**** AVAILABLE DATA ****
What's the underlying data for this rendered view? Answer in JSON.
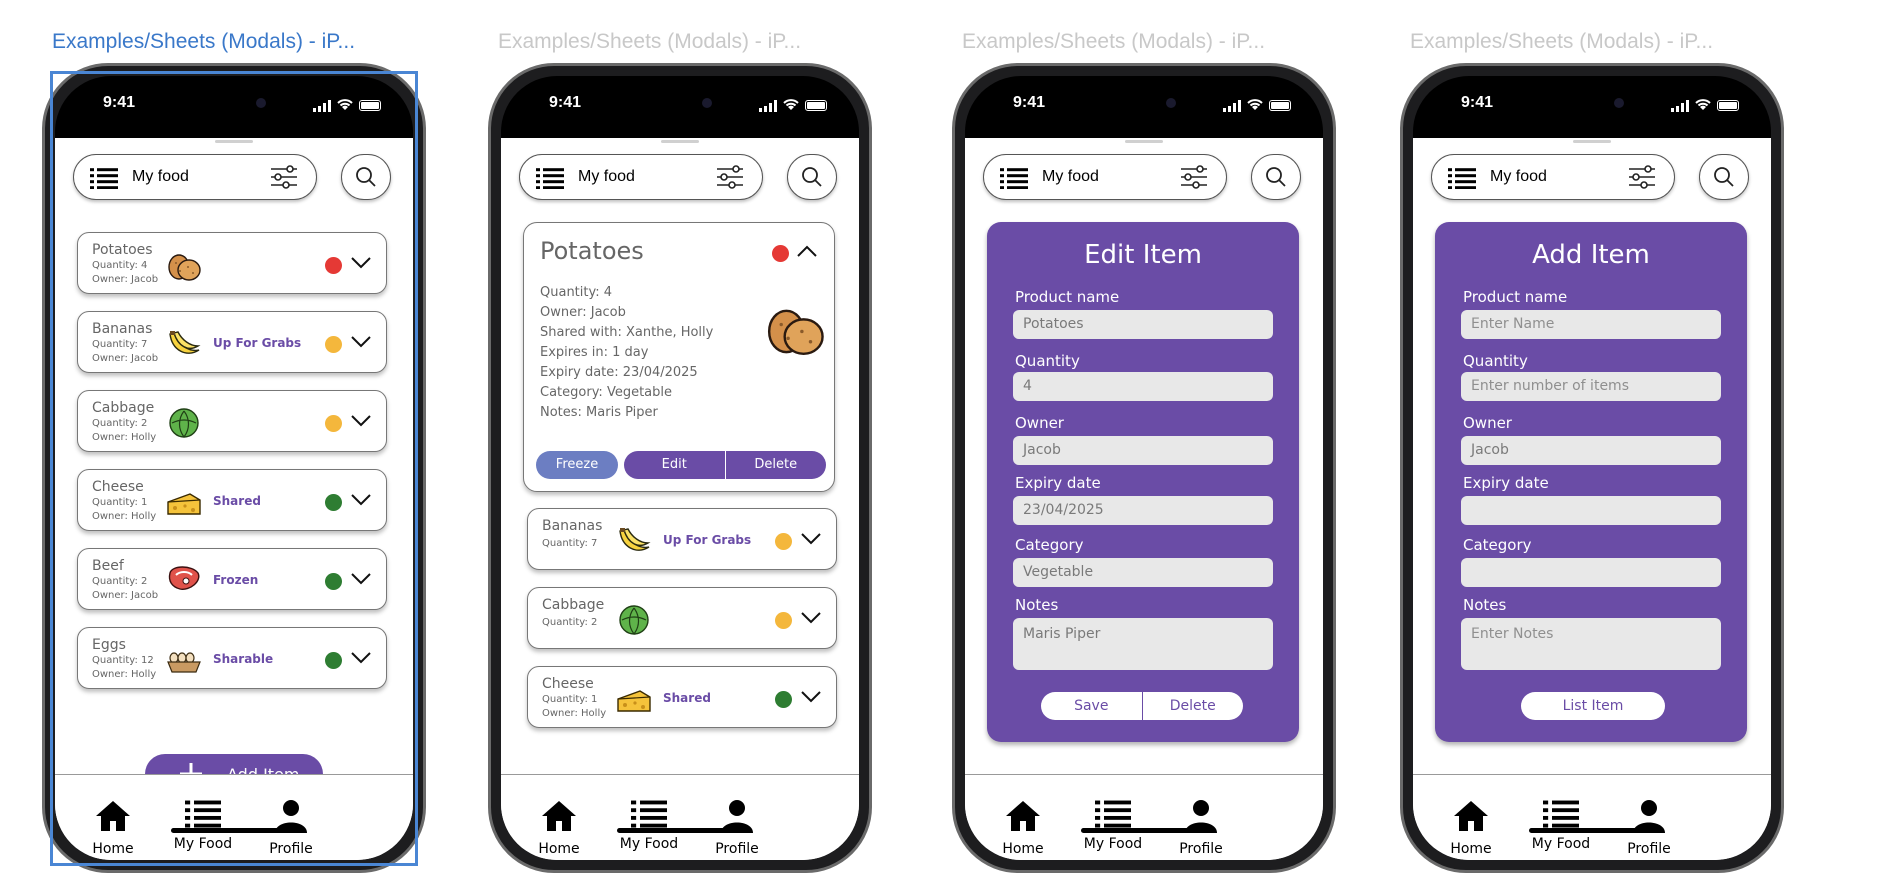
{
  "colors": {
    "accent": "#6a4ca6",
    "freeze": "#6c7ec2",
    "dot_red": "#e53935",
    "dot_amber": "#f4b73c",
    "dot_green": "#2e7d32",
    "selection": "#4a86d4"
  },
  "frames": [
    {
      "title": "Examples/Sheets (Modals) - iP...",
      "time": "9:41",
      "topbar": {
        "title": "My food",
        "menu_icon": "list-icon",
        "filter_icon": "sliders-icon",
        "search_icon": "search-icon"
      },
      "items": [
        {
          "name": "Potatoes",
          "qty": "Quantity: 4",
          "owner": "Owner: Jacob",
          "badge": "",
          "status": "red",
          "icon": "potato-icon"
        },
        {
          "name": "Bananas",
          "qty": "Quantity: 7",
          "owner": "Owner: Jacob",
          "badge": "Up For Grabs",
          "status": "amber",
          "icon": "banana-icon"
        },
        {
          "name": "Cabbage",
          "qty": "Quantity: 2",
          "owner": "Owner: Holly",
          "badge": "",
          "status": "amber",
          "icon": "cabbage-icon"
        },
        {
          "name": "Cheese",
          "qty": "Quantity: 1",
          "owner": "Owner: Holly",
          "badge": "Shared",
          "status": "green",
          "icon": "cheese-icon"
        },
        {
          "name": "Beef",
          "qty": "Quantity: 2",
          "owner": "Owner: Jacob",
          "badge": "Frozen",
          "status": "green",
          "icon": "steak-icon"
        },
        {
          "name": "Eggs",
          "qty": "Quantity: 12",
          "owner": "Owner: Holly",
          "badge": "Sharable",
          "status": "green",
          "icon": "eggs-icon"
        }
      ],
      "add_button": "Add Item",
      "tabs": [
        {
          "label": "Home",
          "icon": "home-icon"
        },
        {
          "label": "My Food",
          "icon": "list-icon"
        },
        {
          "label": "Profile",
          "icon": "person-icon"
        }
      ]
    },
    {
      "title": "Examples/Sheets (Modals) - iP...",
      "time": "9:41",
      "topbar": {
        "title": "My food"
      },
      "expanded": {
        "name": "Potatoes",
        "status": "red",
        "details": [
          "Quantity: 4",
          "Owner: Jacob",
          "Shared with: Xanthe, Holly",
          "Expires in: 1 day",
          "Expiry date: 23/04/2025",
          "Category: Vegetable",
          "Notes: Maris Piper"
        ],
        "buttons": {
          "freeze": "Freeze",
          "edit": "Edit",
          "delete": "Delete"
        }
      },
      "items": [
        {
          "name": "Bananas",
          "qty": "Quantity: 7",
          "owner": "",
          "badge": "Up For Grabs",
          "status": "amber",
          "icon": "banana-icon"
        },
        {
          "name": "Cabbage",
          "qty": "Quantity: 2",
          "owner": "",
          "badge": "",
          "status": "amber",
          "icon": "cabbage-icon"
        },
        {
          "name": "Cheese",
          "qty": "Quantity: 1",
          "owner": "Owner: Holly",
          "badge": "Shared",
          "status": "green",
          "icon": "cheese-icon"
        }
      ],
      "tabs": [
        {
          "label": "Home"
        },
        {
          "label": "My Food"
        },
        {
          "label": "Profile"
        }
      ]
    },
    {
      "title": "Examples/Sheets (Modals) - iP...",
      "time": "9:41",
      "topbar": {
        "title": "My food"
      },
      "modal": {
        "title": "Edit Item",
        "fields": [
          {
            "label": "Product name",
            "value": "Potatoes"
          },
          {
            "label": "Quantity",
            "value": "4"
          },
          {
            "label": "Owner",
            "value": "Jacob"
          },
          {
            "label": "Expiry date",
            "value": "23/04/2025"
          },
          {
            "label": "Category",
            "value": "Vegetable"
          },
          {
            "label": "Notes",
            "value": "Maris Piper"
          }
        ],
        "buttons": [
          "Save",
          "Delete"
        ]
      },
      "tabs": [
        {
          "label": "Home"
        },
        {
          "label": "My Food"
        },
        {
          "label": "Profile"
        }
      ]
    },
    {
      "title": "Examples/Sheets (Modals) - iP...",
      "time": "9:41",
      "topbar": {
        "title": "My food"
      },
      "modal": {
        "title": "Add Item",
        "fields": [
          {
            "label": "Product name",
            "placeholder": "Enter Name"
          },
          {
            "label": "Quantity",
            "placeholder": "Enter number of items"
          },
          {
            "label": "Owner",
            "value": "Jacob"
          },
          {
            "label": "Expiry date",
            "value": ""
          },
          {
            "label": "Category",
            "value": ""
          },
          {
            "label": "Notes",
            "placeholder": "Enter Notes"
          }
        ],
        "buttons": [
          "List Item"
        ]
      },
      "tabs": [
        {
          "label": "Home"
        },
        {
          "label": "My Food"
        },
        {
          "label": "Profile"
        }
      ]
    }
  ]
}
****
Using the data above, write out every line exactly, leaving the images behind.

What's the underlying data for this rendered view? Answer in JSON.
{
  "colors": {
    "accent": "#6a4ca6",
    "freeze": "#6c7ec2",
    "dot_red": "#e53935",
    "dot_amber": "#f4b73c",
    "dot_green": "#2e7d32",
    "selection": "#4a86d4"
  },
  "frames": [
    {
      "title": "Examples/Sheets (Modals) - iP...",
      "time": "9:41",
      "topbar": {
        "title": "My food",
        "menu_icon": "list-icon",
        "filter_icon": "sliders-icon",
        "search_icon": "search-icon"
      },
      "items": [
        {
          "name": "Potatoes",
          "qty": "Quantity: 4",
          "owner": "Owner: Jacob",
          "badge": "",
          "status": "red",
          "icon": "potato-icon"
        },
        {
          "name": "Bananas",
          "qty": "Quantity: 7",
          "owner": "Owner: Jacob",
          "badge": "Up For Grabs",
          "status": "amber",
          "icon": "banana-icon"
        },
        {
          "name": "Cabbage",
          "qty": "Quantity: 2",
          "owner": "Owner: Holly",
          "badge": "",
          "status": "amber",
          "icon": "cabbage-icon"
        },
        {
          "name": "Cheese",
          "qty": "Quantity: 1",
          "owner": "Owner: Holly",
          "badge": "Shared",
          "status": "green",
          "icon": "cheese-icon"
        },
        {
          "name": "Beef",
          "qty": "Quantity: 2",
          "owner": "Owner: Jacob",
          "badge": "Frozen",
          "status": "green",
          "icon": "steak-icon"
        },
        {
          "name": "Eggs",
          "qty": "Quantity: 12",
          "owner": "Owner: Holly",
          "badge": "Sharable",
          "status": "green",
          "icon": "eggs-icon"
        }
      ],
      "add_button": "Add Item",
      "tabs": [
        {
          "label": "Home",
          "icon": "home-icon"
        },
        {
          "label": "My Food",
          "icon": "list-icon"
        },
        {
          "label": "Profile",
          "icon": "person-icon"
        }
      ]
    },
    {
      "title": "Examples/Sheets (Modals) - iP...",
      "time": "9:41",
      "topbar": {
        "title": "My food"
      },
      "expanded": {
        "name": "Potatoes",
        "status": "red",
        "details": [
          "Quantity: 4",
          "Owner: Jacob",
          "Shared with: Xanthe, Holly",
          "Expires in: 1 day",
          "Expiry date: 23/04/2025",
          "Category: Vegetable",
          "Notes: Maris Piper"
        ],
        "buttons": {
          "freeze": "Freeze",
          "edit": "Edit",
          "delete": "Delete"
        }
      },
      "items": [
        {
          "name": "Bananas",
          "qty": "Quantity: 7",
          "owner": "",
          "badge": "Up For Grabs",
          "status": "amber",
          "icon": "banana-icon"
        },
        {
          "name": "Cabbage",
          "qty": "Quantity: 2",
          "owner": "",
          "badge": "",
          "status": "amber",
          "icon": "cabbage-icon"
        },
        {
          "name": "Cheese",
          "qty": "Quantity: 1",
          "owner": "Owner: Holly",
          "badge": "Shared",
          "status": "green",
          "icon": "cheese-icon"
        }
      ],
      "tabs": [
        {
          "label": "Home"
        },
        {
          "label": "My Food"
        },
        {
          "label": "Profile"
        }
      ]
    },
    {
      "title": "Examples/Sheets (Modals) - iP...",
      "time": "9:41",
      "topbar": {
        "title": "My food"
      },
      "modal": {
        "title": "Edit Item",
        "fields": [
          {
            "label": "Product name",
            "value": "Potatoes"
          },
          {
            "label": "Quantity",
            "value": "4"
          },
          {
            "label": "Owner",
            "value": "Jacob"
          },
          {
            "label": "Expiry date",
            "value": "23/04/2025"
          },
          {
            "label": "Category",
            "value": "Vegetable"
          },
          {
            "label": "Notes",
            "value": "Maris Piper"
          }
        ],
        "buttons": [
          "Save",
          "Delete"
        ]
      },
      "tabs": [
        {
          "label": "Home"
        },
        {
          "label": "My Food"
        },
        {
          "label": "Profile"
        }
      ]
    },
    {
      "title": "Examples/Sheets (Modals) - iP...",
      "time": "9:41",
      "topbar": {
        "title": "My food"
      },
      "modal": {
        "title": "Add Item",
        "fields": [
          {
            "label": "Product name",
            "placeholder": "Enter Name"
          },
          {
            "label": "Quantity",
            "placeholder": "Enter number of items"
          },
          {
            "label": "Owner",
            "value": "Jacob"
          },
          {
            "label": "Expiry date",
            "value": ""
          },
          {
            "label": "Category",
            "value": ""
          },
          {
            "label": "Notes",
            "placeholder": "Enter Notes"
          }
        ],
        "buttons": [
          "List Item"
        ]
      },
      "tabs": [
        {
          "label": "Home"
        },
        {
          "label": "My Food"
        },
        {
          "label": "Profile"
        }
      ]
    }
  ]
}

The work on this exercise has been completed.